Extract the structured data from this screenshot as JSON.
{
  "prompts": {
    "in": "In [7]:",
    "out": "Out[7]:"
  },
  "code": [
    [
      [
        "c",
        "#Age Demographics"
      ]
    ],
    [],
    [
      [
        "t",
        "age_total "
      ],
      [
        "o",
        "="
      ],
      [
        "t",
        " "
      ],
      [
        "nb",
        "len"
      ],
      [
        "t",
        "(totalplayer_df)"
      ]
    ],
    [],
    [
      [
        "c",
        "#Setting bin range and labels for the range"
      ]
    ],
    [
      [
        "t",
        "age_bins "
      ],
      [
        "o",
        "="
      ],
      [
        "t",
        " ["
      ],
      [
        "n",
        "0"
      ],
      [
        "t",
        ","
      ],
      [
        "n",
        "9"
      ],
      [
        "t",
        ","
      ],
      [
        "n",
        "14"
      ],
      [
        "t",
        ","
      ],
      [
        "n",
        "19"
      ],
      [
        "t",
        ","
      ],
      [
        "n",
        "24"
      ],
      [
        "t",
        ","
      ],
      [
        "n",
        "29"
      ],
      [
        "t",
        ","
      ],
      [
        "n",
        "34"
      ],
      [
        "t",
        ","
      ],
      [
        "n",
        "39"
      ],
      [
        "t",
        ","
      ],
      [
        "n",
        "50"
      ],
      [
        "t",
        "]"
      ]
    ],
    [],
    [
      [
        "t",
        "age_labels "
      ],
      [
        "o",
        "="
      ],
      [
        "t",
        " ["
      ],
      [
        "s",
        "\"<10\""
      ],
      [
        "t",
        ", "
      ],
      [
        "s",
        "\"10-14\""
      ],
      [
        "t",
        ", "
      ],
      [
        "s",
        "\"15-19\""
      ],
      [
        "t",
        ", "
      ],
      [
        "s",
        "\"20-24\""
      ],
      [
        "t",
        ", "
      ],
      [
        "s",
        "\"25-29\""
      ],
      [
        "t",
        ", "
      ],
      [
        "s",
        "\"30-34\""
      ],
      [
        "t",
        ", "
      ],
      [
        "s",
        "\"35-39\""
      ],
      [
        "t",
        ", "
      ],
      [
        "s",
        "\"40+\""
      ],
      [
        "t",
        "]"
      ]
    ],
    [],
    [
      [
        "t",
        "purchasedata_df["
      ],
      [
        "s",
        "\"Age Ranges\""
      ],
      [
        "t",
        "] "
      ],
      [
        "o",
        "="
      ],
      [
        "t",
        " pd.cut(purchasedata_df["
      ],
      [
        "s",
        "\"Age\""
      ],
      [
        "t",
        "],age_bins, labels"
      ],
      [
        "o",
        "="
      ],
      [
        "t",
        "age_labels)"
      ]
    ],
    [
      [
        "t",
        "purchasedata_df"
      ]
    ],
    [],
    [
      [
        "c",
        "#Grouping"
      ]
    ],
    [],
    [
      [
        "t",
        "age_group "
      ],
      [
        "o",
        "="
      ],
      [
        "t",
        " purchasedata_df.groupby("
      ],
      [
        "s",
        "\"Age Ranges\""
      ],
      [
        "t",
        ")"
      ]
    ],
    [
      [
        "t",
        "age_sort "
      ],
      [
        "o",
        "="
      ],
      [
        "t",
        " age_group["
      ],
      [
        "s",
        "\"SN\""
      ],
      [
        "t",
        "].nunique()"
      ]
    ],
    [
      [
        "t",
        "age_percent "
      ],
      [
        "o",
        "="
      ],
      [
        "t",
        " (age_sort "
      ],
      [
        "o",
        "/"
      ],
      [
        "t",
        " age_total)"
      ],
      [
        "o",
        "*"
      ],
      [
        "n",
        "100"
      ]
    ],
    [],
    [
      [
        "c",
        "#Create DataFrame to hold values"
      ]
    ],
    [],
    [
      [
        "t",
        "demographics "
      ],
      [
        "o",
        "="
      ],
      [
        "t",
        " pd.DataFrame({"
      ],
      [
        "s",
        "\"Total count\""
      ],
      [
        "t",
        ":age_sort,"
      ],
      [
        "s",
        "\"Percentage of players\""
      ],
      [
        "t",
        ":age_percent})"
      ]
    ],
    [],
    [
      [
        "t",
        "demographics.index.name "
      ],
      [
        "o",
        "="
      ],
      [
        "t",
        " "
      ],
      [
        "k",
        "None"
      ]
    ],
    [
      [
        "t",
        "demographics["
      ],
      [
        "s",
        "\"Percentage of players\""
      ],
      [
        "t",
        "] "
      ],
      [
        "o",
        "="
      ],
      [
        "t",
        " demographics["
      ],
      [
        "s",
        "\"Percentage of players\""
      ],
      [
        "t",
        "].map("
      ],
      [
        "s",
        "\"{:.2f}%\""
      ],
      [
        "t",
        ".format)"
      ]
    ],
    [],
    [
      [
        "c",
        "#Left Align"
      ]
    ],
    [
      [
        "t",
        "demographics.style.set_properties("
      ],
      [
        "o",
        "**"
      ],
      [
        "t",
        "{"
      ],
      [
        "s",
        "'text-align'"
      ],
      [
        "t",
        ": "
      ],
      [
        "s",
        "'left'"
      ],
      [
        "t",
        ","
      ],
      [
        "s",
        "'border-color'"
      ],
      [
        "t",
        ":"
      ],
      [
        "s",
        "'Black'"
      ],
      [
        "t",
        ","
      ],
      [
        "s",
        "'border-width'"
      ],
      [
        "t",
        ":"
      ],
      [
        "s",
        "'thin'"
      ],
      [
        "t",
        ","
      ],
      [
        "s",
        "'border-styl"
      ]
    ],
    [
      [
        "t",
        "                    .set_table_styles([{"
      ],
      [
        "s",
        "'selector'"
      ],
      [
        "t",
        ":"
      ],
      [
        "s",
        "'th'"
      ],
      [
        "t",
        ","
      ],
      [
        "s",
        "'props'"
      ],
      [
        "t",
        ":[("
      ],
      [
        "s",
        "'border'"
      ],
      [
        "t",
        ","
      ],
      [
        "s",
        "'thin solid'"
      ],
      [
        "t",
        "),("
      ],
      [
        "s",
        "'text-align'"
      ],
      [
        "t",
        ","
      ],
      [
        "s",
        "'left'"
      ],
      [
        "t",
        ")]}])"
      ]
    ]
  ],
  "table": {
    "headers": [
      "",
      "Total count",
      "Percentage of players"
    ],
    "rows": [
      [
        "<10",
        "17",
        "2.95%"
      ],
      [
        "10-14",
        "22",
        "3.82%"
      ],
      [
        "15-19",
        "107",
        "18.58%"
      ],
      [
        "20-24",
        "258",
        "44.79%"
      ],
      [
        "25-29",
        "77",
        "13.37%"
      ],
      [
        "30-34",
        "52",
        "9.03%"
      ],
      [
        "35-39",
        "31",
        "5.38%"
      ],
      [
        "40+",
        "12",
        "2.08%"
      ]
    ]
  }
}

==============================

Objective
All of the material must be reproduced exactly.

Output for this exercise
Extract the structured data from this screenshot as JSON.
{
  "prompts": {
    "in": "In [7]:",
    "out": "Out[7]:"
  },
  "code": [
    [
      [
        "c",
        "#Age Demographics"
      ]
    ],
    [],
    [
      [
        "t",
        "age_total "
      ],
      [
        "o",
        "="
      ],
      [
        "t",
        " "
      ],
      [
        "nb",
        "len"
      ],
      [
        "t",
        "(totalplayer_df)"
      ]
    ],
    [],
    [
      [
        "c",
        "#Setting bin range and labels for the range"
      ]
    ],
    [
      [
        "t",
        "age_bins "
      ],
      [
        "o",
        "="
      ],
      [
        "t",
        " ["
      ],
      [
        "n",
        "0"
      ],
      [
        "t",
        ","
      ],
      [
        "n",
        "9"
      ],
      [
        "t",
        ","
      ],
      [
        "n",
        "14"
      ],
      [
        "t",
        ","
      ],
      [
        "n",
        "19"
      ],
      [
        "t",
        ","
      ],
      [
        "n",
        "24"
      ],
      [
        "t",
        ","
      ],
      [
        "n",
        "29"
      ],
      [
        "t",
        ","
      ],
      [
        "n",
        "34"
      ],
      [
        "t",
        ","
      ],
      [
        "n",
        "39"
      ],
      [
        "t",
        ","
      ],
      [
        "n",
        "50"
      ],
      [
        "t",
        "]"
      ]
    ],
    [],
    [
      [
        "t",
        "age_labels "
      ],
      [
        "o",
        "="
      ],
      [
        "t",
        " ["
      ],
      [
        "s",
        "\"<10\""
      ],
      [
        "t",
        ", "
      ],
      [
        "s",
        "\"10-14\""
      ],
      [
        "t",
        ", "
      ],
      [
        "s",
        "\"15-19\""
      ],
      [
        "t",
        ", "
      ],
      [
        "s",
        "\"20-24\""
      ],
      [
        "t",
        ", "
      ],
      [
        "s",
        "\"25-29\""
      ],
      [
        "t",
        ", "
      ],
      [
        "s",
        "\"30-34\""
      ],
      [
        "t",
        ", "
      ],
      [
        "s",
        "\"35-39\""
      ],
      [
        "t",
        ", "
      ],
      [
        "s",
        "\"40+\""
      ],
      [
        "t",
        "]"
      ]
    ],
    [],
    [
      [
        "t",
        "purchasedata_df["
      ],
      [
        "s",
        "\"Age Ranges\""
      ],
      [
        "t",
        "] "
      ],
      [
        "o",
        "="
      ],
      [
        "t",
        " pd.cut(purchasedata_df["
      ],
      [
        "s",
        "\"Age\""
      ],
      [
        "t",
        "],age_bins, labels"
      ],
      [
        "o",
        "="
      ],
      [
        "t",
        "age_labels)"
      ]
    ],
    [
      [
        "t",
        "purchasedata_df"
      ]
    ],
    [],
    [
      [
        "c",
        "#Grouping"
      ]
    ],
    [],
    [
      [
        "t",
        "age_group "
      ],
      [
        "o",
        "="
      ],
      [
        "t",
        " purchasedata_df.groupby("
      ],
      [
        "s",
        "\"Age Ranges\""
      ],
      [
        "t",
        ")"
      ]
    ],
    [
      [
        "t",
        "age_sort "
      ],
      [
        "o",
        "="
      ],
      [
        "t",
        " age_group["
      ],
      [
        "s",
        "\"SN\""
      ],
      [
        "t",
        "].nunique()"
      ]
    ],
    [
      [
        "t",
        "age_percent "
      ],
      [
        "o",
        "="
      ],
      [
        "t",
        " (age_sort "
      ],
      [
        "o",
        "/"
      ],
      [
        "t",
        " age_total)"
      ],
      [
        "o",
        "*"
      ],
      [
        "n",
        "100"
      ]
    ],
    [],
    [
      [
        "c",
        "#Create DataFrame to hold values"
      ]
    ],
    [],
    [
      [
        "t",
        "demographics "
      ],
      [
        "o",
        "="
      ],
      [
        "t",
        " pd.DataFrame({"
      ],
      [
        "s",
        "\"Total count\""
      ],
      [
        "t",
        ":age_sort,"
      ],
      [
        "s",
        "\"Percentage of players\""
      ],
      [
        "t",
        ":age_percent})"
      ]
    ],
    [],
    [
      [
        "t",
        "demographics.index.name "
      ],
      [
        "o",
        "="
      ],
      [
        "t",
        " "
      ],
      [
        "k",
        "None"
      ]
    ],
    [
      [
        "t",
        "demographics["
      ],
      [
        "s",
        "\"Percentage of players\""
      ],
      [
        "t",
        "] "
      ],
      [
        "o",
        "="
      ],
      [
        "t",
        " demographics["
      ],
      [
        "s",
        "\"Percentage of players\""
      ],
      [
        "t",
        "].map("
      ],
      [
        "s",
        "\"{:.2f}%\""
      ],
      [
        "t",
        ".format)"
      ]
    ],
    [],
    [
      [
        "c",
        "#Left Align"
      ]
    ],
    [
      [
        "t",
        "demographics.style.set_properties("
      ],
      [
        "o",
        "**"
      ],
      [
        "t",
        "{"
      ],
      [
        "s",
        "'text-align'"
      ],
      [
        "t",
        ": "
      ],
      [
        "s",
        "'left'"
      ],
      [
        "t",
        ","
      ],
      [
        "s",
        "'border-color'"
      ],
      [
        "t",
        ":"
      ],
      [
        "s",
        "'Black'"
      ],
      [
        "t",
        ","
      ],
      [
        "s",
        "'border-width'"
      ],
      [
        "t",
        ":"
      ],
      [
        "s",
        "'thin'"
      ],
      [
        "t",
        ","
      ],
      [
        "s",
        "'border-styl"
      ]
    ],
    [
      [
        "t",
        "                    .set_table_styles([{"
      ],
      [
        "s",
        "'selector'"
      ],
      [
        "t",
        ":"
      ],
      [
        "s",
        "'th'"
      ],
      [
        "t",
        ","
      ],
      [
        "s",
        "'props'"
      ],
      [
        "t",
        ":[("
      ],
      [
        "s",
        "'border'"
      ],
      [
        "t",
        ","
      ],
      [
        "s",
        "'thin solid'"
      ],
      [
        "t",
        "),("
      ],
      [
        "s",
        "'text-align'"
      ],
      [
        "t",
        ","
      ],
      [
        "s",
        "'left'"
      ],
      [
        "t",
        ")]}])"
      ]
    ]
  ],
  "table": {
    "headers": [
      "",
      "Total count",
      "Percentage of players"
    ],
    "rows": [
      [
        "<10",
        "17",
        "2.95%"
      ],
      [
        "10-14",
        "22",
        "3.82%"
      ],
      [
        "15-19",
        "107",
        "18.58%"
      ],
      [
        "20-24",
        "258",
        "44.79%"
      ],
      [
        "25-29",
        "77",
        "13.37%"
      ],
      [
        "30-34",
        "52",
        "9.03%"
      ],
      [
        "35-39",
        "31",
        "5.38%"
      ],
      [
        "40+",
        "12",
        "2.08%"
      ]
    ]
  }
}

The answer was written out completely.